------ Record excerpts

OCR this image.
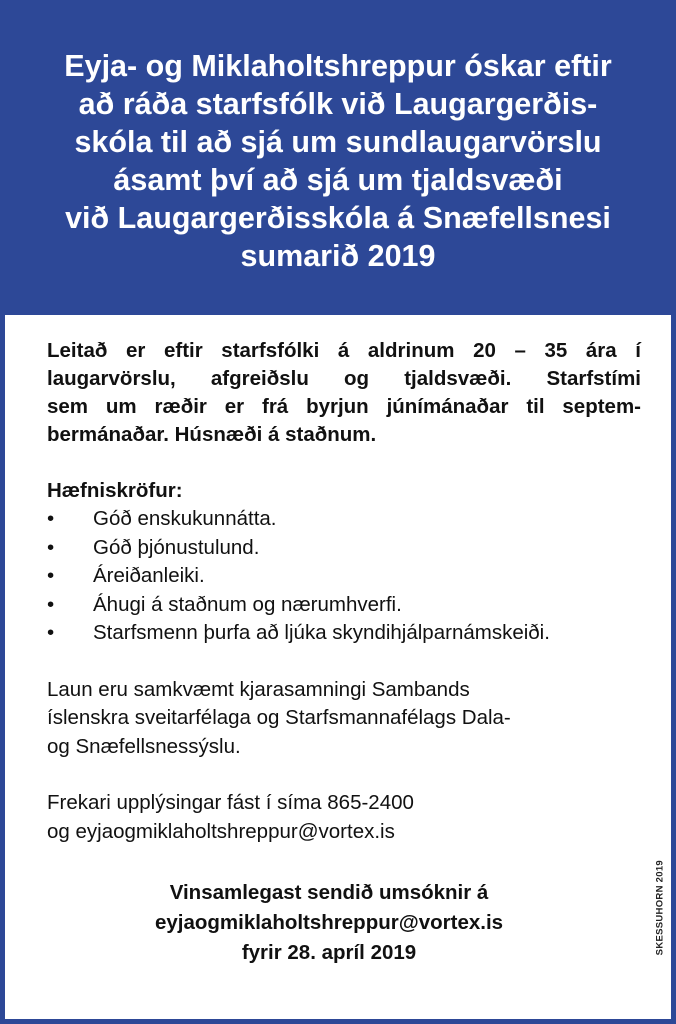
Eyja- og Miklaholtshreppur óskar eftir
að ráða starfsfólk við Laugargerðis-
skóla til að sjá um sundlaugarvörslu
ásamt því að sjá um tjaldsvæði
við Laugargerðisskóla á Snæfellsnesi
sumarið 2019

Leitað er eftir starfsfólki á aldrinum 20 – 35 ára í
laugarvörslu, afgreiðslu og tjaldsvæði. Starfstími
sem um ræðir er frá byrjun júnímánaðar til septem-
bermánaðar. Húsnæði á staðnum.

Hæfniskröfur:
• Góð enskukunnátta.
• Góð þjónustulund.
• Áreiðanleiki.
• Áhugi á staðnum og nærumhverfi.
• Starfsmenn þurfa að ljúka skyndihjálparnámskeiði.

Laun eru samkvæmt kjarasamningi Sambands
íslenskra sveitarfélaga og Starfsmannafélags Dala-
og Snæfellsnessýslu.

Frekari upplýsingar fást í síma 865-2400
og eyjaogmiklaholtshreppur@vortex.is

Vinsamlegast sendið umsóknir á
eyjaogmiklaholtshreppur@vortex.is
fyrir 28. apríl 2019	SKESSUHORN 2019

------------

Your task
All of the records above must be copied exactly, except for the pictures.

Worked solution
OCR this image.
Eyja- og Miklaholtshreppur óskar eftir
að ráða starfsfólk við Laugargerðis-
skóla til að sjá um sundlaugarvörslu
ásamt því að sjá um tjaldsvæði
við Laugargerðisskóla á Snæfellsnesi
sumarið 2019

Leitað er eftir starfsfólki á aldrinum 20 – 35 ára í
laugarvörslu, afgreiðslu og tjaldsvæði. Starfstími
sem um ræðir er frá byrjun júnímánaðar til septem-
bermánaðar. Húsnæði á staðnum.

Hæfniskröfur:
• Góð enskukunnátta.
• Góð þjónustulund.
• Áreiðanleiki.
• Áhugi á staðnum og nærumhverfi.
• Starfsmenn þurfa að ljúka skyndihjálparnámskeiði.

Laun eru samkvæmt kjarasamningi Sambands
íslenskra sveitarfélaga og Starfsmannafélags Dala-
og Snæfellsnessýslu.

Frekari upplýsingar fást í síma 865-2400
og eyjaogmiklaholtshreppur@vortex.is

Vinsamlegast sendið umsóknir á
eyjaogmiklaholtshreppur@vortex.is
fyrir 28. apríl 2019	SKESSUHORN 2019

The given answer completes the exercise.